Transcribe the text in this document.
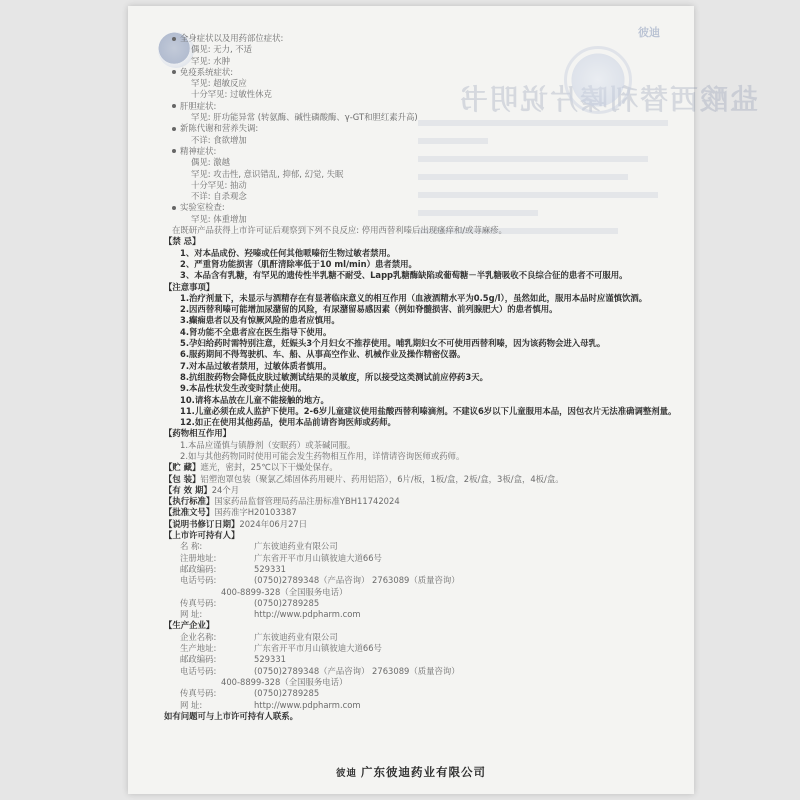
盐酸西替利嗪片说明书
彼迪
全身症状以及用药部位症状:
偶见: 无力, 不适
罕见: 水肿
免疫系统症状:
罕见: 超敏反应
十分罕见: 过敏性休克
肝胆症状:
罕见: 肝功能异常 (转氨酶、碱性磷酸酶、γ-GT和胆红素升高)
新陈代谢和营养失调:
不详: 食欲增加
精神症状:
偶见: 激越
罕见: 攻击性, 意识错乱, 抑郁, 幻觉, 失眠
十分罕见: 抽动
不详: 自杀观念
实验室检查:
罕见: 体重增加
在既研产品获得上市许可证后观察到下列不良反应: 停用西替利嗪后出现瘙痒和/或荨麻疹。
【禁 忌】
1、对本品成份、羟嗪或任何其他哌嗪衍生物过敏者禁用。
2、严重肾功能损害（肌酐清除率低于10 ml/min）患者禁用。
3、本品含有乳糖，有罕见的遗传性半乳糖不耐受、Lapp乳糖酶缺陷或葡萄糖－半乳糖吸收不良综合征的患者不可服用。
【注意事项】
1.治疗剂量下，未显示与酒精存在有显著临床意义的相互作用（血液酒精水平为0.5g/l），虽然如此，服用本品时应谨慎饮酒。
2.因西替利嗪可能增加尿潴留的风险，有尿潴留易感因素（例如脊髓损害、前列腺肥大）的患者慎用。
3.癫痫患者以及有惊厥风险的患者应慎用。
4.肾功能不全患者应在医生指导下使用。
5.孕妇给药时需特别注意，妊娠头3个月妇女不推荐使用。哺乳期妇女不可使用西替利嗪，因为该药物会进入母乳。
6.服药期间不得驾驶机、车、船、从事高空作业、机械作业及操作精密仪器。
7.对本品过敏者禁用，过敏体质者慎用。
8.抗组胺药物会降低皮肤过敏测试结果的灵敏度，所以接受这类测试前应停药3天。
9.本品性状发生改变时禁止使用。
10.请将本品放在儿童不能接触的地方。
11.儿童必须在成人监护下使用。2-6岁儿童建议使用盐酸西替利嗪滴剂。不建议6岁以下儿童服用本品，因包衣片无法准确调整剂量。
12.如正在使用其他药品，使用本品前请咨询医师或药师。
【药物相互作用】
1.本品应谨慎与镇静剂（安眠药）或茶碱同服。
2.如与其他药物同时使用可能会发生药物相互作用，详情请咨询医师或药师。
【贮 藏】遮光，密封，25℃以下干燥处保存。
【包 装】铝塑泡罩包装（聚氯乙烯固体药用硬片、药用铝箔），6片/板，1板/盒，2板/盒，3板/盒，4板/盒。
【有 效 期】24个月
【执行标准】国家药品监督管理局药品注册标准YBH11742024
【批准文号】国药准字H20103387
【说明书修订日期】2024年06月27日
【上市许可持有人】
名 称:	广东彼迪药业有限公司
注册地址:	广东省开平市月山镇彼迪大道66号
邮政编码:	529331
电话号码:	(0750)2789348（产品咨询） 2763089（质量咨询）
400-8899-328（全国服务电话）
传真号码:	(0750)2789285
网 址:	http://www.pdpharm.com
【生产企业】
企业名称:	广东彼迪药业有限公司
生产地址:	广东省开平市月山镇彼迪大道66号
邮政编码:	529331
电话号码:	(0750)2789348（产品咨询） 2763089（质量咨询）
400-8899-328（全国服务电话）
传真号码:	(0750)2789285
网 址:	http://www.pdpharm.com
如有问题可与上市许可持有人联系。
彼迪 广东彼迪药业有限公司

• **STATED PROBLEM**
The entries above are to be returned exactly, without their pictures.

• **ANSWER TO THIS TASK**
Transcribe the text in this document.
盐酸西替利嗪片说明书
彼迪
全身症状以及用药部位症状:
偶见: 无力, 不适
罕见: 水肿
免疫系统症状:
罕见: 超敏反应
十分罕见: 过敏性休克
肝胆症状:
罕见: 肝功能异常 (转氨酶、碱性磷酸酶、γ-GT和胆红素升高)
新陈代谢和营养失调:
不详: 食欲增加
精神症状:
偶见: 激越
罕见: 攻击性, 意识错乱, 抑郁, 幻觉, 失眠
十分罕见: 抽动
不详: 自杀观念
实验室检查:
罕见: 体重增加
在既研产品获得上市许可证后观察到下列不良反应: 停用西替利嗪后出现瘙痒和/或荨麻疹。
【禁 忌】
1、对本品成份、羟嗪或任何其他哌嗪衍生物过敏者禁用。
2、严重肾功能损害（肌酐清除率低于10 ml/min）患者禁用。
3、本品含有乳糖，有罕见的遗传性半乳糖不耐受、Lapp乳糖酶缺陷或葡萄糖－半乳糖吸收不良综合征的患者不可服用。
【注意事项】
1.治疗剂量下，未显示与酒精存在有显著临床意义的相互作用（血液酒精水平为0.5g/l），虽然如此，服用本品时应谨慎饮酒。
2.因西替利嗪可能增加尿潴留的风险，有尿潴留易感因素（例如脊髓损害、前列腺肥大）的患者慎用。
3.癫痫患者以及有惊厥风险的患者应慎用。
4.肾功能不全患者应在医生指导下使用。
5.孕妇给药时需特别注意，妊娠头3个月妇女不推荐使用。哺乳期妇女不可使用西替利嗪，因为该药物会进入母乳。
6.服药期间不得驾驶机、车、船、从事高空作业、机械作业及操作精密仪器。
7.对本品过敏者禁用，过敏体质者慎用。
8.抗组胺药物会降低皮肤过敏测试结果的灵敏度，所以接受这类测试前应停药3天。
9.本品性状发生改变时禁止使用。
10.请将本品放在儿童不能接触的地方。
11.儿童必须在成人监护下使用。2-6岁儿童建议使用盐酸西替利嗪滴剂。不建议6岁以下儿童服用本品，因包衣片无法准确调整剂量。
12.如正在使用其他药品，使用本品前请咨询医师或药师。
【药物相互作用】
1.本品应谨慎与镇静剂（安眠药）或茶碱同服。
2.如与其他药物同时使用可能会发生药物相互作用，详情请咨询医师或药师。
【贮 藏】遮光，密封，25℃以下干燥处保存。
【包 装】铝塑泡罩包装（聚氯乙烯固体药用硬片、药用铝箔），6片/板，1板/盒，2板/盒，3板/盒，4板/盒。
【有 效 期】24个月
【执行标准】国家药品监督管理局药品注册标准YBH11742024
【批准文号】国药准字H20103387
【说明书修订日期】2024年06月27日
【上市许可持有人】
名 称:	广东彼迪药业有限公司
注册地址:	广东省开平市月山镇彼迪大道66号
邮政编码:	529331
电话号码:	(0750)2789348（产品咨询） 2763089（质量咨询）
400-8899-328（全国服务电话）
传真号码:	(0750)2789285
网 址:	http://www.pdpharm.com
【生产企业】
企业名称:	广东彼迪药业有限公司
生产地址:	广东省开平市月山镇彼迪大道66号
邮政编码:	529331
电话号码:	(0750)2789348（产品咨询） 2763089（质量咨询）
400-8899-328（全国服务电话）
传真号码:	(0750)2789285
网 址:	http://www.pdpharm.com
如有问题可与上市许可持有人联系。
彼迪 广东彼迪药业有限公司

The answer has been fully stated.